_Exercise task_:
Tell how many lines in the data below include the word "Intensity". The answer is the number only.

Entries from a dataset
.....

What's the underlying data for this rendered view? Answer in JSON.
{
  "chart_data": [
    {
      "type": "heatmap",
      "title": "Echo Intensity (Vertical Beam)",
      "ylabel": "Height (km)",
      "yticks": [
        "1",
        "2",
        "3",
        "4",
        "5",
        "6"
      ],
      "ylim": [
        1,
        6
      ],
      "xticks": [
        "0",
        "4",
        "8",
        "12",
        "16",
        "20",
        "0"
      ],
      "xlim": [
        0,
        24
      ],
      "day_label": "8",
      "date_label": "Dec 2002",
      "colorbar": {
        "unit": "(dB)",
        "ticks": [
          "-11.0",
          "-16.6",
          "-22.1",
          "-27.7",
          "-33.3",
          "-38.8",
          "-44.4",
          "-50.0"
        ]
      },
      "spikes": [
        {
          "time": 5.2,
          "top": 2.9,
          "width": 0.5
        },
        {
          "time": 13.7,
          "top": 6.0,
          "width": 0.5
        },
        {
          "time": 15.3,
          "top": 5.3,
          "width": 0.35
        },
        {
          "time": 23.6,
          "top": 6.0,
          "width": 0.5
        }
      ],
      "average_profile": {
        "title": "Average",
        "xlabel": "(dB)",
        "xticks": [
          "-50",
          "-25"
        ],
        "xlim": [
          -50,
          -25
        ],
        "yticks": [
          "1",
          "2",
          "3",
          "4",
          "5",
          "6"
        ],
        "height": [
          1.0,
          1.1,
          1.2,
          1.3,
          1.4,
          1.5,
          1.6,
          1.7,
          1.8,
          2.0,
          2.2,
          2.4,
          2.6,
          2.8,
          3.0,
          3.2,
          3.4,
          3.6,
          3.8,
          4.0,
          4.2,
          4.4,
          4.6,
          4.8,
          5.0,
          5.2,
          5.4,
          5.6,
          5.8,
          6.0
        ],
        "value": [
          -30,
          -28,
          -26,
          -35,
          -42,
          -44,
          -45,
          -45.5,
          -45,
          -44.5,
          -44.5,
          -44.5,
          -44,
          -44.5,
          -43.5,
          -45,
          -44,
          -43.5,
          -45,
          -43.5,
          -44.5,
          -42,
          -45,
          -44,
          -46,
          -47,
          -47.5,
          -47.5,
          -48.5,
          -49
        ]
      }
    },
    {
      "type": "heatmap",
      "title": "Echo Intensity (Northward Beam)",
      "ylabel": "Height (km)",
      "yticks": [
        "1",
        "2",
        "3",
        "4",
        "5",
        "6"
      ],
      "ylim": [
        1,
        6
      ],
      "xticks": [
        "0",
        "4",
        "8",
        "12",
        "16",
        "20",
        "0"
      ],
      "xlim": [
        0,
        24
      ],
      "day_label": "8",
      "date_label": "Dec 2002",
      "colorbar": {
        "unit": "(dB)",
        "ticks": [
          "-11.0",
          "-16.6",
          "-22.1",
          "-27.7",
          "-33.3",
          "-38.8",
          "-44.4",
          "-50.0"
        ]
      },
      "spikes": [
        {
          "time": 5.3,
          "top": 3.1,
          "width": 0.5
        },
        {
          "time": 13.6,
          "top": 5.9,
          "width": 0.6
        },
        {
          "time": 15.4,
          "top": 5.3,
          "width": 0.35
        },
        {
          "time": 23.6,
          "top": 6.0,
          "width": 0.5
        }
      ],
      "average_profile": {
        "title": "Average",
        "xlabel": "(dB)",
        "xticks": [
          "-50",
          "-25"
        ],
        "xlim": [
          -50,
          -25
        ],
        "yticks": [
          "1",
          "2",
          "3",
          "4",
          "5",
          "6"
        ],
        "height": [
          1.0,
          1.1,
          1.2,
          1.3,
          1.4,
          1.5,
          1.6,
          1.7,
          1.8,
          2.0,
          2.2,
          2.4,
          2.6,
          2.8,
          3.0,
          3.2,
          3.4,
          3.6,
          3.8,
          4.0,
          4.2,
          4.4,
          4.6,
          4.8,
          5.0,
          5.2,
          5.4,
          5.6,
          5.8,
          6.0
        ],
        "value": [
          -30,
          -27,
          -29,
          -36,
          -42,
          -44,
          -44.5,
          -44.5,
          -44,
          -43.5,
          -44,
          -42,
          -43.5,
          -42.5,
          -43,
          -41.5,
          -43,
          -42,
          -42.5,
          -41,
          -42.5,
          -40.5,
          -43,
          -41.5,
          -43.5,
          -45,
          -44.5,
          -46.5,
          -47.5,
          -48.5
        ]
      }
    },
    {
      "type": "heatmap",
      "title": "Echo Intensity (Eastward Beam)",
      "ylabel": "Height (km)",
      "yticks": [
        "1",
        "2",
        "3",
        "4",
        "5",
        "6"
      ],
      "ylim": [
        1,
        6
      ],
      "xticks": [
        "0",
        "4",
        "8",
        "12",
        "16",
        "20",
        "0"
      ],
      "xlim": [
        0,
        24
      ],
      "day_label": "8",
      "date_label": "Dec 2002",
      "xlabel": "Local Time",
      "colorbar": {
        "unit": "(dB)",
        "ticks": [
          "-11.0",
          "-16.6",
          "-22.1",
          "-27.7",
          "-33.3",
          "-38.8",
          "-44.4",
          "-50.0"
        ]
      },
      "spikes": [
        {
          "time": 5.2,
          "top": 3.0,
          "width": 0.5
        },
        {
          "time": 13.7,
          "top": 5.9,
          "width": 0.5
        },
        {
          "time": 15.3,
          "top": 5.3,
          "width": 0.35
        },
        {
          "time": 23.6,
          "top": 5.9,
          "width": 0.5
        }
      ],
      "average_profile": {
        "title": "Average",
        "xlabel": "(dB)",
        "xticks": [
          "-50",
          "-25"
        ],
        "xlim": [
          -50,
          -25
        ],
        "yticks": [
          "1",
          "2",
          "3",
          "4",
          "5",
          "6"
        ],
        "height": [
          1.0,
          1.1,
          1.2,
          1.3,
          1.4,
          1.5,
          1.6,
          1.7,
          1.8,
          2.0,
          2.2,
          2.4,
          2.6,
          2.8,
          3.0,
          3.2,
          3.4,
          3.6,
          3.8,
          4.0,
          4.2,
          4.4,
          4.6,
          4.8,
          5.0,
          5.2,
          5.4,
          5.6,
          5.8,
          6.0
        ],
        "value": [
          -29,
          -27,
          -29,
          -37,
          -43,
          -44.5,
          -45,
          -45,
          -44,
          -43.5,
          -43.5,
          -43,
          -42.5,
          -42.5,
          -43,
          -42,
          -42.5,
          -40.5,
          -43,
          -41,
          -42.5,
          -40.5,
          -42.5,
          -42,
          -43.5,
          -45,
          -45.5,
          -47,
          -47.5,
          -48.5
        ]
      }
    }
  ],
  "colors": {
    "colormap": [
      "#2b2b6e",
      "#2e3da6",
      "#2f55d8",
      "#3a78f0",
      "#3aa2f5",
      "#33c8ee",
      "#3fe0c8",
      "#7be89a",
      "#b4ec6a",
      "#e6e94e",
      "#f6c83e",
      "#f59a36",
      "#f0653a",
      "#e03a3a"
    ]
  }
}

.....

_Solved exercise_:
3